Input data:
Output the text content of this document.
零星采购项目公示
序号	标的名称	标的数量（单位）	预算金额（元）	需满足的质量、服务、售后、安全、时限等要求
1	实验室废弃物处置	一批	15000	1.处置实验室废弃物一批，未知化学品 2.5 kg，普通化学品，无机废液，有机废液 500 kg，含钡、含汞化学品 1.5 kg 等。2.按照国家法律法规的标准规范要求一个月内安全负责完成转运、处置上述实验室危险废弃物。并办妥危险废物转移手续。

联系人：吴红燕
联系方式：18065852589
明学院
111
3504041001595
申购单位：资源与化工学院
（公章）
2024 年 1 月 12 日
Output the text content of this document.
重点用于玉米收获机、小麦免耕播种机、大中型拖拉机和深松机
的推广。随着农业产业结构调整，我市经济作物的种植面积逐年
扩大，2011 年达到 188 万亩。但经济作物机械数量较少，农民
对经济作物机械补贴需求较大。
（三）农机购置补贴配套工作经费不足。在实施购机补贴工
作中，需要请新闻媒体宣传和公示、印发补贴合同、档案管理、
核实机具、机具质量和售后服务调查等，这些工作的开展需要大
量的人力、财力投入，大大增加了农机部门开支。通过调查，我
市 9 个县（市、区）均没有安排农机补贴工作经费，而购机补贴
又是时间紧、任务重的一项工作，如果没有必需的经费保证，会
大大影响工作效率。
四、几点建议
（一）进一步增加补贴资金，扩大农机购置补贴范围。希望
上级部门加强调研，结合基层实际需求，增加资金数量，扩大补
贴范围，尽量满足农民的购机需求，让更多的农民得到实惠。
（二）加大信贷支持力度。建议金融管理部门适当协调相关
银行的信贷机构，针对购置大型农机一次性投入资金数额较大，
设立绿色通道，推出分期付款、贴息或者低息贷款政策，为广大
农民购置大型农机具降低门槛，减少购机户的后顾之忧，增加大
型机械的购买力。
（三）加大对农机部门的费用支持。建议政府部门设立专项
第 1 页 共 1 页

Work to do: Using the entries above, please restate each one word for word.

Exercise output:
Output the text content of this document.
零星采购项目公示
序号	标的名称	标的数量（单位）	预算金额（元）	需满足的质量、服务、售后、安全、时限等要求
1	实验室废弃物处置	一批	15000	1.处置实验室废弃物一批，未知化学品 2.5 kg，普通化学品，无机废液，有机废液 500 kg，含钡、含汞化学品 1.5 kg 等。2.按照国家法律法规的标准规范要求一个月内安全负责完成转运、处置上述实验室危险废弃物。并办妥危险废物转移手续。

联系人：吴红燕
联系方式：18065852589
明学院
111
3504041001595
申购单位：资源与化工学院
（公章）
2024 年 1 月 12 日
Output the text content of this document.
重点用于玉米收获机、小麦免耕播种机、大中型拖拉机和深松机
的推广。随着农业产业结构调整，我市经济作物的种植面积逐年
扩大，2011 年达到 188 万亩。但经济作物机械数量较少，农民
对经济作物机械补贴需求较大。
（三）农机购置补贴配套工作经费不足。在实施购机补贴工
作中，需要请新闻媒体宣传和公示、印发补贴合同、档案管理、
核实机具、机具质量和售后服务调查等，这些工作的开展需要大
量的人力、财力投入，大大增加了农机部门开支。通过调查，我
市 9 个县（市、区）均没有安排农机补贴工作经费，而购机补贴
又是时间紧、任务重的一项工作，如果没有必需的经费保证，会
大大影响工作效率。
四、几点建议
（一）进一步增加补贴资金，扩大农机购置补贴范围。希望
上级部门加强调研，结合基层实际需求，增加资金数量，扩大补
贴范围，尽量满足农民的购机需求，让更多的农民得到实惠。
（二）加大信贷支持力度。建议金融管理部门适当协调相关
银行的信贷机构，针对购置大型农机一次性投入资金数额较大，
设立绿色通道，推出分期付款、贴息或者低息贷款政策，为广大
农民购置大型农机具降低门槛，减少购机户的后顾之忧，增加大
型机械的购买力。
（三）加大对农机部门的费用支持。建议政府部门设立专项
第 1 页 共 1 页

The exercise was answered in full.